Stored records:
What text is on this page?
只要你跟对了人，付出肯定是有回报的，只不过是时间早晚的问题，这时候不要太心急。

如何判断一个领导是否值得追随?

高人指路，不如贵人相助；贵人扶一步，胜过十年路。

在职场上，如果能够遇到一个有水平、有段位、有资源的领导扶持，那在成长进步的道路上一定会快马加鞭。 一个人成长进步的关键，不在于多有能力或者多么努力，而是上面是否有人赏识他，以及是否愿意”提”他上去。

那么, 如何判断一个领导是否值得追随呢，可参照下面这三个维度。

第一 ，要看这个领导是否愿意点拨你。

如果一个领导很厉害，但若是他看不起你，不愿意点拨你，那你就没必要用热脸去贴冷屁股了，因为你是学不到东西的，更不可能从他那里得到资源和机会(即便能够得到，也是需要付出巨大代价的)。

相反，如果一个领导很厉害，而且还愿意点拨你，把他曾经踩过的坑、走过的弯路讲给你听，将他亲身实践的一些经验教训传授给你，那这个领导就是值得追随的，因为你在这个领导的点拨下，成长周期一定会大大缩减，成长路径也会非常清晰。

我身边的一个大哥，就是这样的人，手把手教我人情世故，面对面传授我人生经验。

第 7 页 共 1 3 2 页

Exercise description:
Set down the entries above again, word for word.

Response below:
What text is on this page?
只要你跟对了人，付出肯定是有回报的，只不过是时间早晚的问题，这时候不要太心急。

如何判断一个领导是否值得追随?

高人指路，不如贵人相助；贵人扶一步，胜过十年路。

在职场上，如果能够遇到一个有水平、有段位、有资源的领导扶持，那在成长进步的道路上一定会快马加鞭。 一个人成长进步的关键，不在于多有能力或者多么努力，而是上面是否有人赏识他，以及是否愿意”提”他上去。

那么, 如何判断一个领导是否值得追随呢，可参照下面这三个维度。

第一 ，要看这个领导是否愿意点拨你。

如果一个领导很厉害，但若是他看不起你，不愿意点拨你，那你就没必要用热脸去贴冷屁股了，因为你是学不到东西的，更不可能从他那里得到资源和机会(即便能够得到，也是需要付出巨大代价的)。

相反，如果一个领导很厉害，而且还愿意点拨你，把他曾经踩过的坑、走过的弯路讲给你听，将他亲身实践的一些经验教训传授给你，那这个领导就是值得追随的，因为你在这个领导的点拨下，成长周期一定会大大缩减，成长路径也会非常清晰。

我身边的一个大哥，就是这样的人，手把手教我人情世故，面对面传授我人生经验。

第 7 页 共 1 3 2 页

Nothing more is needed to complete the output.